▶ _Yazılı görev_: Aşağıdaki satırların hepsini, "Combined" yerine "All Accounts" koyarak yeniden yazın ve başka hiçbir şeyi değiştirmeyin. Resimleri yanıta almayın.

[Sayfa düzeni etiketleme verileri]
=-=-=

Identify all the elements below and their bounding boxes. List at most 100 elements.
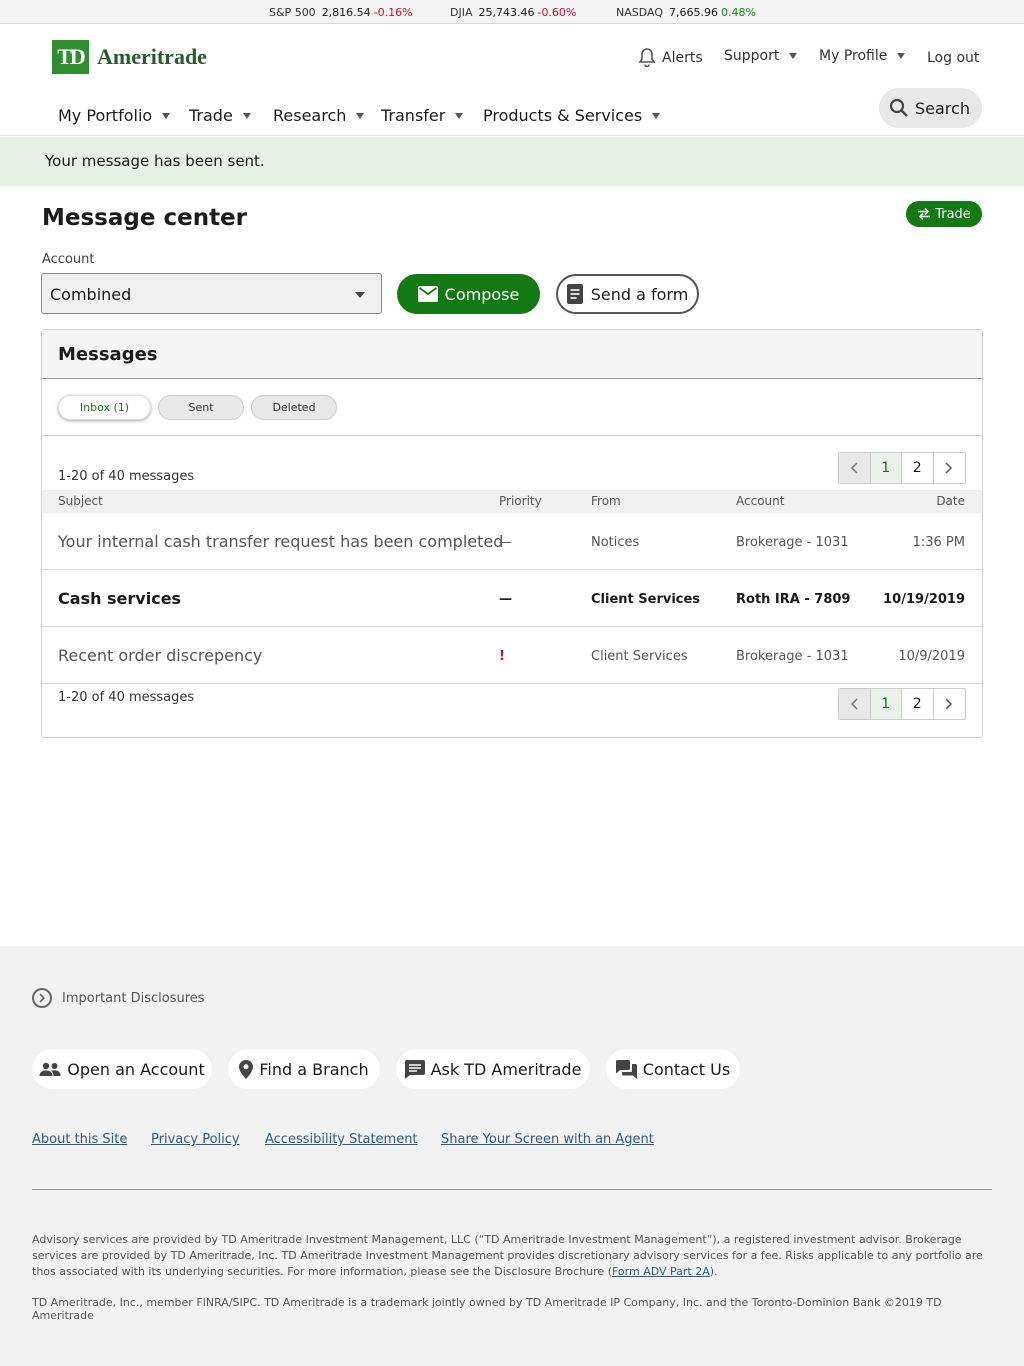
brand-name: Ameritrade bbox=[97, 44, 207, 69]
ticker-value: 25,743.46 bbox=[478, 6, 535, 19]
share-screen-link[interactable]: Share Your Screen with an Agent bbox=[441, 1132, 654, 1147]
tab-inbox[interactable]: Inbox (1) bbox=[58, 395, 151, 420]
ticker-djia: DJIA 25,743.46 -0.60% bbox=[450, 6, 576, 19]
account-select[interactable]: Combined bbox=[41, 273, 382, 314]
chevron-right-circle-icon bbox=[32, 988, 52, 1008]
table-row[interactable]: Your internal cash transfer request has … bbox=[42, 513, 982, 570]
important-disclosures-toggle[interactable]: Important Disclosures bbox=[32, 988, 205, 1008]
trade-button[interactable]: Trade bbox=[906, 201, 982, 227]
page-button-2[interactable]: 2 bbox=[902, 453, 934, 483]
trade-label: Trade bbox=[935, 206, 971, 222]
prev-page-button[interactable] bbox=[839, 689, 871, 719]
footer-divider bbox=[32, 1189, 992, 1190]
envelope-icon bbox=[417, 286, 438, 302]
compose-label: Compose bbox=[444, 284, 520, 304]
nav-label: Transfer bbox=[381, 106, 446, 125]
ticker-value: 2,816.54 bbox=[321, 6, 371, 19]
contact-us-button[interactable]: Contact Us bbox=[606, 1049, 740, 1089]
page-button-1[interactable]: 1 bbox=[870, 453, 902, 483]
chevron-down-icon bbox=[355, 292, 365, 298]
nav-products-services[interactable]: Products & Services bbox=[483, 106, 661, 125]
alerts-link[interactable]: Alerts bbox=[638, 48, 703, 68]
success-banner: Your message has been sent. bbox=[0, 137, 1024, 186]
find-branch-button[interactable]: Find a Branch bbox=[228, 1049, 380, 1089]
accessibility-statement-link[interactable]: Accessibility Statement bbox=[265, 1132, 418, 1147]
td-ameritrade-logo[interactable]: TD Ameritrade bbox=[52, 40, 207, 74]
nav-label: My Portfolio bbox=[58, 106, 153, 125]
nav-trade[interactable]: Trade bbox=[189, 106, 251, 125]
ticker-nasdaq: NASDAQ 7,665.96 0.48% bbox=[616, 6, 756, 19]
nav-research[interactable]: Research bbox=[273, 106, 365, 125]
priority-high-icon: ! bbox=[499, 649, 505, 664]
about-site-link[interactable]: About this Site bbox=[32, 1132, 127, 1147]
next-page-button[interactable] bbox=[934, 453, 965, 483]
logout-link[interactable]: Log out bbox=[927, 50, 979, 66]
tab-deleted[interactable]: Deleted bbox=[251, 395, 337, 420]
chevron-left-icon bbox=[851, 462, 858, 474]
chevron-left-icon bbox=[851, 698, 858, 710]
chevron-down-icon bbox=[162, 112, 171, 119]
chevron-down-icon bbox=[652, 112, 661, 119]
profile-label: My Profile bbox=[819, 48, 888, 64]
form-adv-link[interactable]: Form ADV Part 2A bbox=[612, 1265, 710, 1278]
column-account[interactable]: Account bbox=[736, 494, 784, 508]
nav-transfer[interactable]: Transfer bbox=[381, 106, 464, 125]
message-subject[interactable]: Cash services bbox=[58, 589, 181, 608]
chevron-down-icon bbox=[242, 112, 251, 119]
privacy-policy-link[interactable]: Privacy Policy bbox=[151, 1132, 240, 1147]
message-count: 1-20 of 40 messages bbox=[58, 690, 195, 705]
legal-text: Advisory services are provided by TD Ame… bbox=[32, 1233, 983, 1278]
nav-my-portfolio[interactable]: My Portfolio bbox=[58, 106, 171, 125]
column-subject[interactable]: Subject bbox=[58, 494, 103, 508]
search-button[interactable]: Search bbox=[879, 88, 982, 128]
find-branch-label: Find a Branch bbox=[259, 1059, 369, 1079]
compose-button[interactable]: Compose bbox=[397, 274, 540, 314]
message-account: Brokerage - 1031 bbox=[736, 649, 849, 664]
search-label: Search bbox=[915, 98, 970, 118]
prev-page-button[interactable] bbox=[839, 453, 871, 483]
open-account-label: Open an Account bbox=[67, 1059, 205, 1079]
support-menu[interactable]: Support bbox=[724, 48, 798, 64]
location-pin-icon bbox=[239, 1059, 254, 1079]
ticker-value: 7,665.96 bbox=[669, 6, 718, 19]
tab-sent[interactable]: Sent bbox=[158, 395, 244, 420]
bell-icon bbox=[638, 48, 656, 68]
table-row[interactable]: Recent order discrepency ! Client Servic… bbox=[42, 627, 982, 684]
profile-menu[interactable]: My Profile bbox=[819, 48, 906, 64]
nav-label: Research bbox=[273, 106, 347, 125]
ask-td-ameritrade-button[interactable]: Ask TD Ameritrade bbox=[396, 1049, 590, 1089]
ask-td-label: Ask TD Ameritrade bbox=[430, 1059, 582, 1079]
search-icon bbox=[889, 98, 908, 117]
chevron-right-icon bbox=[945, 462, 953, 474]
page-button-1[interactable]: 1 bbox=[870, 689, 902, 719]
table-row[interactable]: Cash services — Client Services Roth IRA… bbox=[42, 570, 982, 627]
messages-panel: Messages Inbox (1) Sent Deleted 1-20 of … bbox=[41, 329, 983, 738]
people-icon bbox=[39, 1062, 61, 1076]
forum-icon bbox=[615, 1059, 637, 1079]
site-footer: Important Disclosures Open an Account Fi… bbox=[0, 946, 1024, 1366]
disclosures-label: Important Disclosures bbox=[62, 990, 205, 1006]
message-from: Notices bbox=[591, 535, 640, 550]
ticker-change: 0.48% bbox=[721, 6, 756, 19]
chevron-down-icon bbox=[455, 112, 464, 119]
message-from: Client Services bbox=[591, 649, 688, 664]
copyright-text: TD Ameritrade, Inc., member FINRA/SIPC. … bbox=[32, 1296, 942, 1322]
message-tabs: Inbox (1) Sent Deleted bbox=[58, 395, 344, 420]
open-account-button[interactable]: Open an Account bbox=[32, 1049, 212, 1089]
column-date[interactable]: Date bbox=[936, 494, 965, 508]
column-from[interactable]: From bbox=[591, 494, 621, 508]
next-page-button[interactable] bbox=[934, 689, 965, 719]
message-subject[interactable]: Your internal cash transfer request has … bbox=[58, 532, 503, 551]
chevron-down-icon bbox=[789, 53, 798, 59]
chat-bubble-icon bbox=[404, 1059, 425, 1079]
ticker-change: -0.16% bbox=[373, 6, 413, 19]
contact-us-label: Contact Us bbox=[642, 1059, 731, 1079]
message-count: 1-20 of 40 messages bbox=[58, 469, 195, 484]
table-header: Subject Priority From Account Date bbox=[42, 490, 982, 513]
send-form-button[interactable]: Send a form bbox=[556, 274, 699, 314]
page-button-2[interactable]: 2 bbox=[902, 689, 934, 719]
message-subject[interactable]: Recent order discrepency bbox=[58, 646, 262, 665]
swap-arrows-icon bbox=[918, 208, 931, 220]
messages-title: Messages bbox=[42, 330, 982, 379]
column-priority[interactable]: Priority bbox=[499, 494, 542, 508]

=-=-=

▶ _Göreve yanıt_:
Identify all the elements below and their bounding boxes. List at most 100 elements.
brand-name: Ameritrade bbox=[97, 44, 207, 69]
ticker-value: 25,743.46 bbox=[478, 6, 535, 19]
share-screen-link[interactable]: Share Your Screen with an Agent bbox=[441, 1132, 654, 1147]
tab-inbox[interactable]: Inbox (1) bbox=[58, 395, 151, 420]
ticker-djia: DJIA 25,743.46 -0.60% bbox=[450, 6, 576, 19]
account-select[interactable]: All Accounts bbox=[41, 273, 382, 314]
chevron-right-circle-icon bbox=[32, 988, 52, 1008]
table-row[interactable]: Your internal cash transfer request has … bbox=[42, 513, 982, 570]
important-disclosures-toggle[interactable]: Important Disclosures bbox=[32, 988, 205, 1008]
trade-button[interactable]: Trade bbox=[906, 201, 982, 227]
page-button-2[interactable]: 2 bbox=[902, 453, 934, 483]
trade-label: Trade bbox=[935, 206, 971, 222]
prev-page-button[interactable] bbox=[839, 689, 871, 719]
footer-divider bbox=[32, 1189, 992, 1190]
envelope-icon bbox=[417, 286, 438, 302]
compose-label: Compose bbox=[444, 284, 520, 304]
nav-label: Transfer bbox=[381, 106, 446, 125]
ticker-value: 2,816.54 bbox=[321, 6, 371, 19]
contact-us-button[interactable]: Contact Us bbox=[606, 1049, 740, 1089]
page-button-1[interactable]: 1 bbox=[870, 453, 902, 483]
chevron-down-icon bbox=[355, 292, 365, 298]
nav-products-services[interactable]: Products & Services bbox=[483, 106, 661, 125]
alerts-link[interactable]: Alerts bbox=[638, 48, 703, 68]
success-banner: Your message has been sent. bbox=[0, 137, 1024, 186]
find-branch-button[interactable]: Find a Branch bbox=[228, 1049, 380, 1089]
accessibility-statement-link[interactable]: Accessibility Statement bbox=[265, 1132, 418, 1147]
td-ameritrade-logo[interactable]: TD Ameritrade bbox=[52, 40, 207, 74]
nav-label: My Portfolio bbox=[58, 106, 153, 125]
nav-trade[interactable]: Trade bbox=[189, 106, 251, 125]
ticker-nasdaq: NASDAQ 7,665.96 0.48% bbox=[616, 6, 756, 19]
nav-research[interactable]: Research bbox=[273, 106, 365, 125]
priority-high-icon: ! bbox=[499, 649, 505, 664]
about-site-link[interactable]: About this Site bbox=[32, 1132, 127, 1147]
next-page-button[interactable] bbox=[934, 453, 965, 483]
logout-link[interactable]: Log out bbox=[927, 50, 979, 66]
tab-deleted[interactable]: Deleted bbox=[251, 395, 337, 420]
chevron-left-icon bbox=[851, 462, 858, 474]
chevron-left-icon bbox=[851, 698, 858, 710]
chevron-down-icon bbox=[162, 112, 171, 119]
chevron-down-icon bbox=[652, 112, 661, 119]
profile-label: My Profile bbox=[819, 48, 888, 64]
form-adv-link[interactable]: Form ADV Part 2A bbox=[612, 1265, 710, 1278]
column-account[interactable]: Account bbox=[736, 494, 784, 508]
nav-transfer[interactable]: Transfer bbox=[381, 106, 464, 125]
message-subject[interactable]: Cash services bbox=[58, 589, 181, 608]
chevron-down-icon bbox=[242, 112, 251, 119]
privacy-policy-link[interactable]: Privacy Policy bbox=[151, 1132, 240, 1147]
message-count: 1-20 of 40 messages bbox=[58, 690, 195, 705]
legal-text: Advisory services are provided by TD Ame… bbox=[32, 1233, 983, 1278]
nav-my-portfolio[interactable]: My Portfolio bbox=[58, 106, 171, 125]
column-subject[interactable]: Subject bbox=[58, 494, 103, 508]
search-button[interactable]: Search bbox=[879, 88, 982, 128]
find-branch-label: Find a Branch bbox=[259, 1059, 369, 1079]
compose-button[interactable]: Compose bbox=[397, 274, 540, 314]
message-account: Brokerage - 1031 bbox=[736, 649, 849, 664]
search-label: Search bbox=[915, 98, 970, 118]
prev-page-button[interactable] bbox=[839, 453, 871, 483]
open-account-label: Open an Account bbox=[67, 1059, 205, 1079]
support-menu[interactable]: Support bbox=[724, 48, 798, 64]
location-pin-icon bbox=[239, 1059, 254, 1079]
ticker-value: 7,665.96 bbox=[669, 6, 718, 19]
tab-sent[interactable]: Sent bbox=[158, 395, 244, 420]
bell-icon bbox=[638, 48, 656, 68]
table-row[interactable]: Recent order discrepency ! Client Servic… bbox=[42, 627, 982, 684]
profile-menu[interactable]: My Profile bbox=[819, 48, 906, 64]
nav-label: Research bbox=[273, 106, 347, 125]
ask-td-ameritrade-button[interactable]: Ask TD Ameritrade bbox=[396, 1049, 590, 1089]
ask-td-label: Ask TD Ameritrade bbox=[430, 1059, 582, 1079]
search-icon bbox=[889, 98, 908, 117]
chevron-right-icon bbox=[945, 462, 953, 474]
page-button-1[interactable]: 1 bbox=[870, 689, 902, 719]
table-row[interactable]: Cash services — Client Services Roth IRA… bbox=[42, 570, 982, 627]
messages-panel: Messages Inbox (1) Sent Deleted 1-20 of … bbox=[41, 329, 983, 738]
people-icon bbox=[39, 1062, 61, 1076]
forum-icon bbox=[615, 1059, 637, 1079]
site-footer: Important Disclosures Open an Account Fi… bbox=[0, 946, 1024, 1366]
disclosures-label: Important Disclosures bbox=[62, 990, 205, 1006]
message-from: Notices bbox=[591, 535, 640, 550]
ticker-change: 0.48% bbox=[721, 6, 756, 19]
chevron-down-icon bbox=[455, 112, 464, 119]
message-from: Client Services bbox=[591, 649, 688, 664]
copyright-text: TD Ameritrade, Inc., member FINRA/SIPC. … bbox=[32, 1296, 942, 1322]
message-tabs: Inbox (1) Sent Deleted bbox=[58, 395, 344, 420]
open-account-button[interactable]: Open an Account bbox=[32, 1049, 212, 1089]
column-date[interactable]: Date bbox=[936, 494, 965, 508]
column-from[interactable]: From bbox=[591, 494, 621, 508]
next-page-button[interactable] bbox=[934, 689, 965, 719]
message-subject[interactable]: Your internal cash transfer request has … bbox=[58, 532, 503, 551]
chevron-down-icon bbox=[789, 53, 798, 59]
chat-bubble-icon bbox=[404, 1059, 425, 1079]
ticker-change: -0.16% bbox=[373, 6, 413, 19]
contact-us-label: Contact Us bbox=[642, 1059, 731, 1079]
message-count: 1-20 of 40 messages bbox=[58, 469, 195, 484]
table-header: Subject Priority From Account Date bbox=[42, 490, 982, 513]
send-form-button[interactable]: Send a form bbox=[556, 274, 699, 314]
page-button-2[interactable]: 2 bbox=[902, 689, 934, 719]
message-subject[interactable]: Recent order discrepency bbox=[58, 646, 262, 665]
swap-arrows-icon bbox=[918, 208, 931, 220]
messages-title: Messages bbox=[42, 330, 982, 379]
column-priority[interactable]: Priority bbox=[499, 494, 542, 508]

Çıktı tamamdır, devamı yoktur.